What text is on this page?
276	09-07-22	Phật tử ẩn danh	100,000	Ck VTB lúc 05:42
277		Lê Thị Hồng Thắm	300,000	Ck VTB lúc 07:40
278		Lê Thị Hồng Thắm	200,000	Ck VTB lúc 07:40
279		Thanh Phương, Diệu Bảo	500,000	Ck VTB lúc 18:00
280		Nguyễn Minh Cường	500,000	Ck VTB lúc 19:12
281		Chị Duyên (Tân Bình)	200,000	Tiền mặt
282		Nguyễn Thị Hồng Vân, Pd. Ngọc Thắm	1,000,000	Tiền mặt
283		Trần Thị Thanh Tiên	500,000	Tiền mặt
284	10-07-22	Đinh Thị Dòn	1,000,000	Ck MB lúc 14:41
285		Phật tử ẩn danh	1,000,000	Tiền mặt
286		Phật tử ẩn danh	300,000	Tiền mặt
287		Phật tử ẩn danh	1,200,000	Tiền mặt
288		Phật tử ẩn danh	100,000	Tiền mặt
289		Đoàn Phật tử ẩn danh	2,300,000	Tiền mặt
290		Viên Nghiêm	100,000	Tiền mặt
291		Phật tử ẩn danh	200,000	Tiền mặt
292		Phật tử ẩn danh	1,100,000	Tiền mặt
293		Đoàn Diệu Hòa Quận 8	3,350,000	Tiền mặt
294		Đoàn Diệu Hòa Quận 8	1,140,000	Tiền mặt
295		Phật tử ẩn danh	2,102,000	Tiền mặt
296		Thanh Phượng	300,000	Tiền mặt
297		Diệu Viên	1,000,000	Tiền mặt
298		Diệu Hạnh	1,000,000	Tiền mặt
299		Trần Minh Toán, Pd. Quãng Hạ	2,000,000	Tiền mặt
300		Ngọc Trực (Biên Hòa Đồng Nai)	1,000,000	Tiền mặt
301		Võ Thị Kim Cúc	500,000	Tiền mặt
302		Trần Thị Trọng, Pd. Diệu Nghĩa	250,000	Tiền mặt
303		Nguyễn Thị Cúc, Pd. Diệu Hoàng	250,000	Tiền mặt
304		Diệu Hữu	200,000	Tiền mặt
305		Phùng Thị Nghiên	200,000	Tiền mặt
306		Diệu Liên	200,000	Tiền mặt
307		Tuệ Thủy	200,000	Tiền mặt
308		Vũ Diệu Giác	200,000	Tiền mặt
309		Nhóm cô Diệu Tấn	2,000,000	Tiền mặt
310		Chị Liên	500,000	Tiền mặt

» **Stated problem**
From the listing above, reproduce all the lines exactly.

» **Expected output**
What text is on this page?
276	09-07-22	Phật tử ẩn danh	100,000	Ck VTB lúc 05:42
277		Lê Thị Hồng Thắm	300,000	Ck VTB lúc 07:40
278		Lê Thị Hồng Thắm	200,000	Ck VTB lúc 07:40
279		Thanh Phương, Diệu Bảo	500,000	Ck VTB lúc 18:00
280		Nguyễn Minh Cường	500,000	Ck VTB lúc 19:12
281		Chị Duyên (Tân Bình)	200,000	Tiền mặt
282		Nguyễn Thị Hồng Vân, Pd. Ngọc Thắm	1,000,000	Tiền mặt
283		Trần Thị Thanh Tiên	500,000	Tiền mặt
284	10-07-22	Đinh Thị Dòn	1,000,000	Ck MB lúc 14:41
285		Phật tử ẩn danh	1,000,000	Tiền mặt
286		Phật tử ẩn danh	300,000	Tiền mặt
287		Phật tử ẩn danh	1,200,000	Tiền mặt
288		Phật tử ẩn danh	100,000	Tiền mặt
289		Đoàn Phật tử ẩn danh	2,300,000	Tiền mặt
290		Viên Nghiêm	100,000	Tiền mặt
291		Phật tử ẩn danh	200,000	Tiền mặt
292		Phật tử ẩn danh	1,100,000	Tiền mặt
293		Đoàn Diệu Hòa Quận 8	3,350,000	Tiền mặt
294		Đoàn Diệu Hòa Quận 8	1,140,000	Tiền mặt
295		Phật tử ẩn danh	2,102,000	Tiền mặt
296		Thanh Phượng	300,000	Tiền mặt
297		Diệu Viên	1,000,000	Tiền mặt
298		Diệu Hạnh	1,000,000	Tiền mặt
299		Trần Minh Toán, Pd. Quãng Hạ	2,000,000	Tiền mặt
300		Ngọc Trực (Biên Hòa Đồng Nai)	1,000,000	Tiền mặt
301		Võ Thị Kim Cúc	500,000	Tiền mặt
302		Trần Thị Trọng, Pd. Diệu Nghĩa	250,000	Tiền mặt
303		Nguyễn Thị Cúc, Pd. Diệu Hoàng	250,000	Tiền mặt
304		Diệu Hữu	200,000	Tiền mặt
305		Phùng Thị Nghiên	200,000	Tiền mặt
306		Diệu Liên	200,000	Tiền mặt
307		Tuệ Thủy	200,000	Tiền mặt
308		Vũ Diệu Giác	200,000	Tiền mặt
309		Nhóm cô Diệu Tấn	2,000,000	Tiền mặt
310		Chị Liên	500,000	Tiền mặt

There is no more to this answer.